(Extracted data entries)

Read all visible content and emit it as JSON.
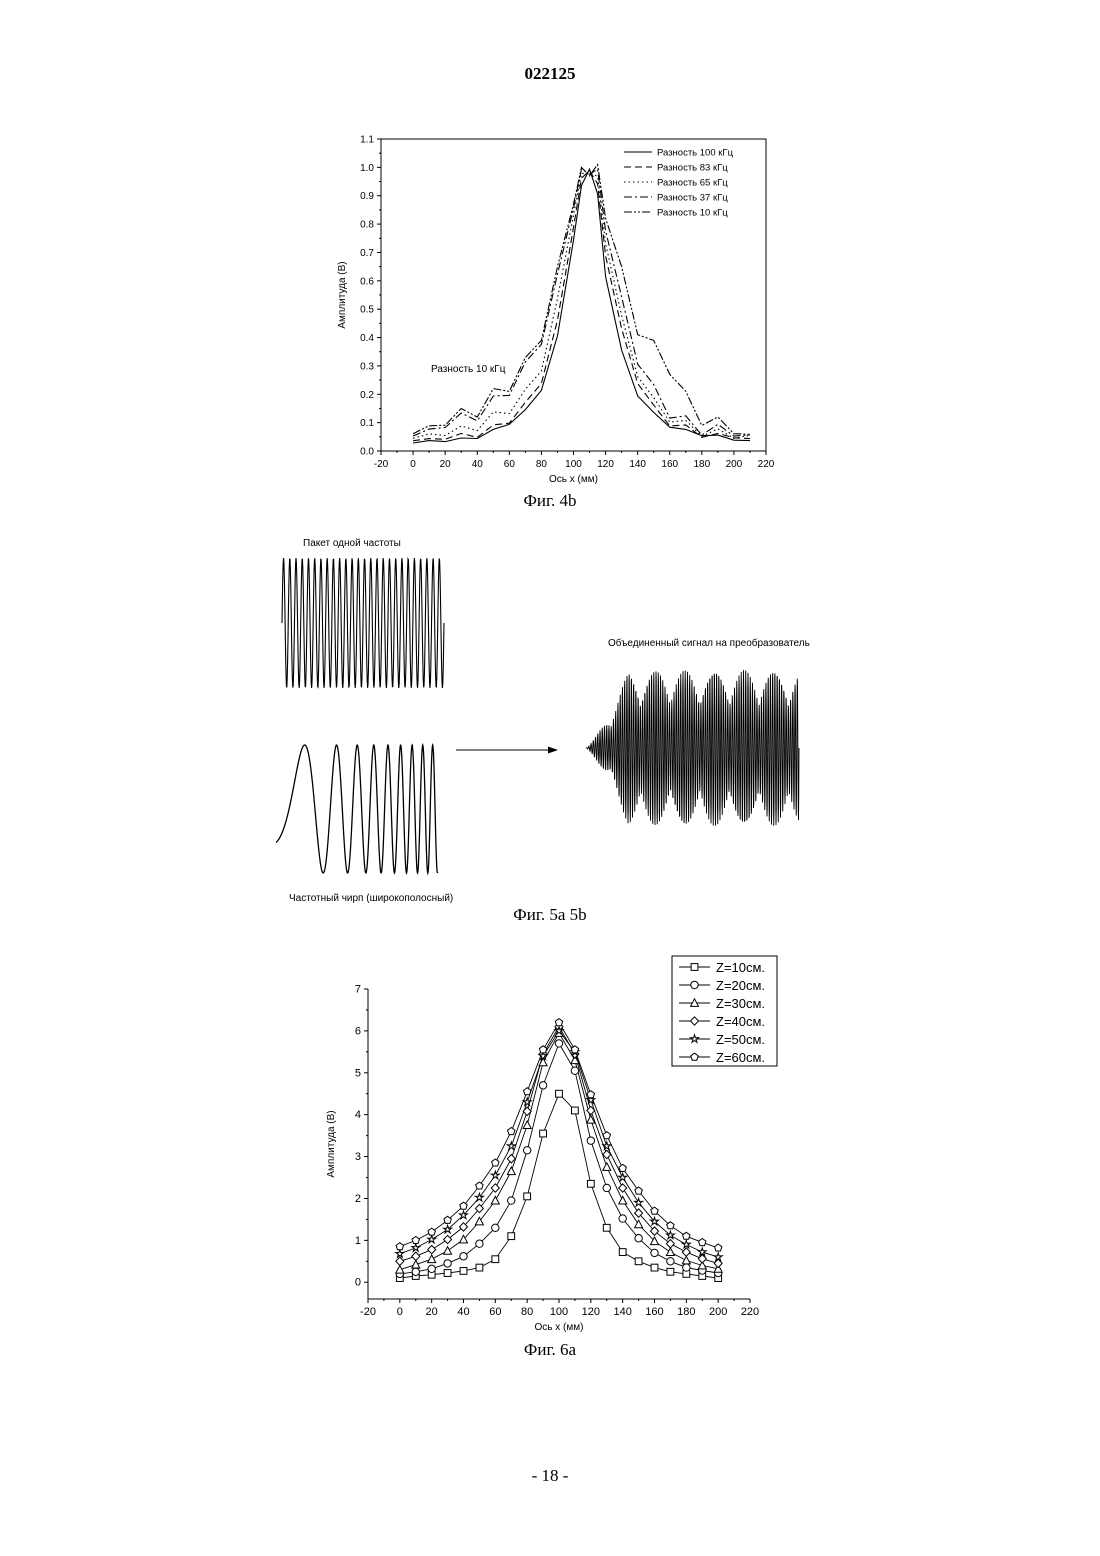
{
  "document": {
    "number": "022125",
    "page_footer": "- 18 -"
  },
  "figures": {
    "fig4b": {
      "caption": "Фиг. 4b",
      "annotation": "Разность 10 кГц"
    },
    "fig5": {
      "caption": "Фиг. 5a 5b",
      "label_single": "Пакет одной частоты",
      "label_chirp": "Частотный чирп (широкополосный)",
      "label_combined": "Объединенный сигнал на преобразователь"
    },
    "fig6a": {
      "caption": "Фиг. 6a"
    }
  },
  "chart_data": [
    {
      "id": "fig4b",
      "type": "line",
      "xlabel": "Ось x (мм)",
      "ylabel": "Амплитуда (В)",
      "xlim": [
        -20,
        220
      ],
      "ylim": [
        0.0,
        1.1
      ],
      "xticks": [
        -20,
        0,
        20,
        40,
        60,
        80,
        100,
        120,
        140,
        160,
        180,
        200,
        220
      ],
      "yticks": [
        "0.0",
        "0.1",
        "0.2",
        "0.3",
        "0.4",
        "0.5",
        "0.6",
        "0.7",
        "0.8",
        "0.9",
        "1.0",
        "1.1"
      ],
      "legend_position": "top-right",
      "series": [
        {
          "name": "Разность 100 кГц",
          "dash": "none",
          "x": [
            0,
            10,
            20,
            30,
            40,
            50,
            60,
            70,
            80,
            90,
            100,
            105,
            110,
            115,
            120,
            130,
            140,
            150,
            160,
            170,
            180,
            190,
            200,
            210
          ],
          "y": [
            0.03,
            0.035,
            0.035,
            0.04,
            0.05,
            0.07,
            0.1,
            0.14,
            0.22,
            0.4,
            0.75,
            0.93,
            1.0,
            0.9,
            0.62,
            0.35,
            0.2,
            0.13,
            0.09,
            0.07,
            0.06,
            0.05,
            0.04,
            0.035
          ]
        },
        {
          "name": "Разность 83 кГц",
          "dash": "7,4",
          "x": [
            0,
            10,
            20,
            30,
            40,
            50,
            60,
            70,
            80,
            90,
            100,
            105,
            110,
            115,
            120,
            130,
            140,
            150,
            160,
            170,
            180,
            190,
            200,
            210
          ],
          "y": [
            0.04,
            0.04,
            0.045,
            0.05,
            0.06,
            0.08,
            0.11,
            0.16,
            0.25,
            0.45,
            0.8,
            0.95,
            1.0,
            0.93,
            0.7,
            0.42,
            0.25,
            0.15,
            0.1,
            0.08,
            0.06,
            0.05,
            0.05,
            0.04
          ]
        },
        {
          "name": "Разность 65 кГц",
          "dash": "1.5,3",
          "x": [
            0,
            10,
            20,
            30,
            40,
            50,
            60,
            70,
            80,
            90,
            100,
            105,
            110,
            115,
            120,
            130,
            140,
            150,
            160,
            170,
            180,
            190,
            200,
            210
          ],
          "y": [
            0.05,
            0.055,
            0.06,
            0.07,
            0.09,
            0.12,
            0.15,
            0.2,
            0.3,
            0.52,
            0.85,
            0.96,
            1.0,
            0.95,
            0.75,
            0.46,
            0.28,
            0.17,
            0.12,
            0.09,
            0.07,
            0.06,
            0.05,
            0.05
          ]
        },
        {
          "name": "Разность 37 кГц",
          "dash": "8,3,2,3",
          "x": [
            0,
            10,
            20,
            30,
            40,
            50,
            60,
            70,
            80,
            90,
            100,
            105,
            110,
            115,
            120,
            130,
            140,
            150,
            160,
            170,
            180,
            190,
            200,
            210
          ],
          "y": [
            0.06,
            0.07,
            0.09,
            0.11,
            0.13,
            0.17,
            0.22,
            0.29,
            0.4,
            0.6,
            0.88,
            0.97,
            1.0,
            0.97,
            0.8,
            0.52,
            0.33,
            0.21,
            0.14,
            0.1,
            0.08,
            0.07,
            0.06,
            0.05
          ]
        },
        {
          "name": "Разность 10 кГц",
          "dash": "8,2,2,2,2,2",
          "x": [
            0,
            10,
            20,
            30,
            40,
            50,
            60,
            70,
            80,
            90,
            100,
            105,
            110,
            115,
            120,
            130,
            140,
            150,
            160,
            170,
            180,
            190,
            200,
            210
          ],
          "y": [
            0.07,
            0.08,
            0.1,
            0.12,
            0.15,
            0.19,
            0.24,
            0.3,
            0.42,
            0.62,
            0.9,
            0.97,
            1.0,
            0.98,
            0.85,
            0.62,
            0.44,
            0.36,
            0.3,
            0.18,
            0.12,
            0.09,
            0.07,
            0.05
          ]
        }
      ]
    },
    {
      "id": "fig6a",
      "type": "line",
      "xlabel": "Ось x (мм)",
      "ylabel": "Амплитуда (В)",
      "xlim": [
        -20,
        220
      ],
      "ylim": [
        -0.4,
        7
      ],
      "xticks": [
        -20,
        0,
        20,
        40,
        60,
        80,
        100,
        120,
        140,
        160,
        180,
        200,
        220
      ],
      "yticks": [
        0,
        1,
        2,
        3,
        4,
        5,
        6,
        7
      ],
      "legend_position": "top-right",
      "x": [
        0,
        10,
        20,
        30,
        40,
        50,
        60,
        70,
        80,
        90,
        100,
        110,
        120,
        130,
        140,
        150,
        160,
        170,
        180,
        190,
        200
      ],
      "series": [
        {
          "name": "Z=10см.",
          "marker": "square",
          "values": [
            0.1,
            0.15,
            0.18,
            0.22,
            0.27,
            0.35,
            0.55,
            1.1,
            2.05,
            3.55,
            4.5,
            4.1,
            2.35,
            1.3,
            0.72,
            0.5,
            0.35,
            0.25,
            0.2,
            0.15,
            0.1
          ]
        },
        {
          "name": "Z=20см.",
          "marker": "circle",
          "values": [
            0.2,
            0.25,
            0.32,
            0.45,
            0.62,
            0.92,
            1.3,
            1.95,
            3.15,
            4.7,
            5.7,
            5.05,
            3.38,
            2.25,
            1.52,
            1.05,
            0.7,
            0.5,
            0.35,
            0.28,
            0.22
          ]
        },
        {
          "name": "Z=30см.",
          "marker": "triangle",
          "values": [
            0.3,
            0.42,
            0.55,
            0.75,
            1.02,
            1.45,
            1.95,
            2.65,
            3.75,
            5.25,
            5.95,
            5.3,
            3.88,
            2.75,
            1.95,
            1.38,
            0.98,
            0.72,
            0.52,
            0.4,
            0.32
          ]
        },
        {
          "name": "Z=40см.",
          "marker": "diamond",
          "values": [
            0.5,
            0.62,
            0.78,
            1.02,
            1.32,
            1.76,
            2.25,
            2.95,
            4.08,
            5.45,
            6.1,
            5.45,
            4.1,
            3.05,
            2.25,
            1.65,
            1.22,
            0.92,
            0.72,
            0.56,
            0.45
          ]
        },
        {
          "name": "Z=50см.",
          "marker": "star",
          "values": [
            0.68,
            0.82,
            1.02,
            1.26,
            1.6,
            2.02,
            2.55,
            3.25,
            4.3,
            5.4,
            6.0,
            5.5,
            4.35,
            3.25,
            2.5,
            1.9,
            1.45,
            1.12,
            0.9,
            0.72,
            0.6
          ]
        },
        {
          "name": "Z=60см.",
          "marker": "pentagon",
          "values": [
            0.85,
            1.0,
            1.2,
            1.48,
            1.82,
            2.3,
            2.85,
            3.6,
            4.55,
            5.55,
            6.2,
            5.55,
            4.48,
            3.5,
            2.72,
            2.18,
            1.7,
            1.35,
            1.1,
            0.95,
            0.82
          ]
        }
      ]
    }
  ]
}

- **GIVEN TASK**:
Will you restate every entry word for word and omit the images?

- **WRITTEN ANSWER**:
Read all visible content and emit it as JSON.
{
  "document": {
    "number": "022125",
    "page_footer": "- 18 -"
  },
  "figures": {
    "fig4b": {
      "caption": "Фиг. 4b",
      "annotation": "Разность 10 кГц"
    },
    "fig5": {
      "caption": "Фиг. 5a 5b",
      "label_single": "Пакет одной частоты",
      "label_chirp": "Частотный чирп (широкополосный)",
      "label_combined": "Объединенный сигнал на преобразователь"
    },
    "fig6a": {
      "caption": "Фиг. 6a"
    }
  },
  "chart_data": [
    {
      "id": "fig4b",
      "type": "line",
      "xlabel": "Ось x (мм)",
      "ylabel": "Амплитуда (В)",
      "xlim": [
        -20,
        220
      ],
      "ylim": [
        0.0,
        1.1
      ],
      "xticks": [
        -20,
        0,
        20,
        40,
        60,
        80,
        100,
        120,
        140,
        160,
        180,
        200,
        220
      ],
      "yticks": [
        "0.0",
        "0.1",
        "0.2",
        "0.3",
        "0.4",
        "0.5",
        "0.6",
        "0.7",
        "0.8",
        "0.9",
        "1.0",
        "1.1"
      ],
      "legend_position": "top-right",
      "series": [
        {
          "name": "Разность 100 кГц",
          "dash": "none",
          "x": [
            0,
            10,
            20,
            30,
            40,
            50,
            60,
            70,
            80,
            90,
            100,
            105,
            110,
            115,
            120,
            130,
            140,
            150,
            160,
            170,
            180,
            190,
            200,
            210
          ],
          "y": [
            0.03,
            0.035,
            0.035,
            0.04,
            0.05,
            0.07,
            0.1,
            0.14,
            0.22,
            0.4,
            0.75,
            0.93,
            1.0,
            0.9,
            0.62,
            0.35,
            0.2,
            0.13,
            0.09,
            0.07,
            0.06,
            0.05,
            0.04,
            0.035
          ]
        },
        {
          "name": "Разность 83 кГц",
          "dash": "7,4",
          "x": [
            0,
            10,
            20,
            30,
            40,
            50,
            60,
            70,
            80,
            90,
            100,
            105,
            110,
            115,
            120,
            130,
            140,
            150,
            160,
            170,
            180,
            190,
            200,
            210
          ],
          "y": [
            0.04,
            0.04,
            0.045,
            0.05,
            0.06,
            0.08,
            0.11,
            0.16,
            0.25,
            0.45,
            0.8,
            0.95,
            1.0,
            0.93,
            0.7,
            0.42,
            0.25,
            0.15,
            0.1,
            0.08,
            0.06,
            0.05,
            0.05,
            0.04
          ]
        },
        {
          "name": "Разность 65 кГц",
          "dash": "1.5,3",
          "x": [
            0,
            10,
            20,
            30,
            40,
            50,
            60,
            70,
            80,
            90,
            100,
            105,
            110,
            115,
            120,
            130,
            140,
            150,
            160,
            170,
            180,
            190,
            200,
            210
          ],
          "y": [
            0.05,
            0.055,
            0.06,
            0.07,
            0.09,
            0.12,
            0.15,
            0.2,
            0.3,
            0.52,
            0.85,
            0.96,
            1.0,
            0.95,
            0.75,
            0.46,
            0.28,
            0.17,
            0.12,
            0.09,
            0.07,
            0.06,
            0.05,
            0.05
          ]
        },
        {
          "name": "Разность 37 кГц",
          "dash": "8,3,2,3",
          "x": [
            0,
            10,
            20,
            30,
            40,
            50,
            60,
            70,
            80,
            90,
            100,
            105,
            110,
            115,
            120,
            130,
            140,
            150,
            160,
            170,
            180,
            190,
            200,
            210
          ],
          "y": [
            0.06,
            0.07,
            0.09,
            0.11,
            0.13,
            0.17,
            0.22,
            0.29,
            0.4,
            0.6,
            0.88,
            0.97,
            1.0,
            0.97,
            0.8,
            0.52,
            0.33,
            0.21,
            0.14,
            0.1,
            0.08,
            0.07,
            0.06,
            0.05
          ]
        },
        {
          "name": "Разность 10 кГц",
          "dash": "8,2,2,2,2,2",
          "x": [
            0,
            10,
            20,
            30,
            40,
            50,
            60,
            70,
            80,
            90,
            100,
            105,
            110,
            115,
            120,
            130,
            140,
            150,
            160,
            170,
            180,
            190,
            200,
            210
          ],
          "y": [
            0.07,
            0.08,
            0.1,
            0.12,
            0.15,
            0.19,
            0.24,
            0.3,
            0.42,
            0.62,
            0.9,
            0.97,
            1.0,
            0.98,
            0.85,
            0.62,
            0.44,
            0.36,
            0.3,
            0.18,
            0.12,
            0.09,
            0.07,
            0.05
          ]
        }
      ]
    },
    {
      "id": "fig6a",
      "type": "line",
      "xlabel": "Ось x (мм)",
      "ylabel": "Амплитуда (В)",
      "xlim": [
        -20,
        220
      ],
      "ylim": [
        -0.4,
        7
      ],
      "xticks": [
        -20,
        0,
        20,
        40,
        60,
        80,
        100,
        120,
        140,
        160,
        180,
        200,
        220
      ],
      "yticks": [
        0,
        1,
        2,
        3,
        4,
        5,
        6,
        7
      ],
      "legend_position": "top-right",
      "x": [
        0,
        10,
        20,
        30,
        40,
        50,
        60,
        70,
        80,
        90,
        100,
        110,
        120,
        130,
        140,
        150,
        160,
        170,
        180,
        190,
        200
      ],
      "series": [
        {
          "name": "Z=10см.",
          "marker": "square",
          "values": [
            0.1,
            0.15,
            0.18,
            0.22,
            0.27,
            0.35,
            0.55,
            1.1,
            2.05,
            3.55,
            4.5,
            4.1,
            2.35,
            1.3,
            0.72,
            0.5,
            0.35,
            0.25,
            0.2,
            0.15,
            0.1
          ]
        },
        {
          "name": "Z=20см.",
          "marker": "circle",
          "values": [
            0.2,
            0.25,
            0.32,
            0.45,
            0.62,
            0.92,
            1.3,
            1.95,
            3.15,
            4.7,
            5.7,
            5.05,
            3.38,
            2.25,
            1.52,
            1.05,
            0.7,
            0.5,
            0.35,
            0.28,
            0.22
          ]
        },
        {
          "name": "Z=30см.",
          "marker": "triangle",
          "values": [
            0.3,
            0.42,
            0.55,
            0.75,
            1.02,
            1.45,
            1.95,
            2.65,
            3.75,
            5.25,
            5.95,
            5.3,
            3.88,
            2.75,
            1.95,
            1.38,
            0.98,
            0.72,
            0.52,
            0.4,
            0.32
          ]
        },
        {
          "name": "Z=40см.",
          "marker": "diamond",
          "values": [
            0.5,
            0.62,
            0.78,
            1.02,
            1.32,
            1.76,
            2.25,
            2.95,
            4.08,
            5.45,
            6.1,
            5.45,
            4.1,
            3.05,
            2.25,
            1.65,
            1.22,
            0.92,
            0.72,
            0.56,
            0.45
          ]
        },
        {
          "name": "Z=50см.",
          "marker": "star",
          "values": [
            0.68,
            0.82,
            1.02,
            1.26,
            1.6,
            2.02,
            2.55,
            3.25,
            4.3,
            5.4,
            6.0,
            5.5,
            4.35,
            3.25,
            2.5,
            1.9,
            1.45,
            1.12,
            0.9,
            0.72,
            0.6
          ]
        },
        {
          "name": "Z=60см.",
          "marker": "pentagon",
          "values": [
            0.85,
            1.0,
            1.2,
            1.48,
            1.82,
            2.3,
            2.85,
            3.6,
            4.55,
            5.55,
            6.2,
            5.55,
            4.48,
            3.5,
            2.72,
            2.18,
            1.7,
            1.35,
            1.1,
            0.95,
            0.82
          ]
        }
      ]
    }
  ]
}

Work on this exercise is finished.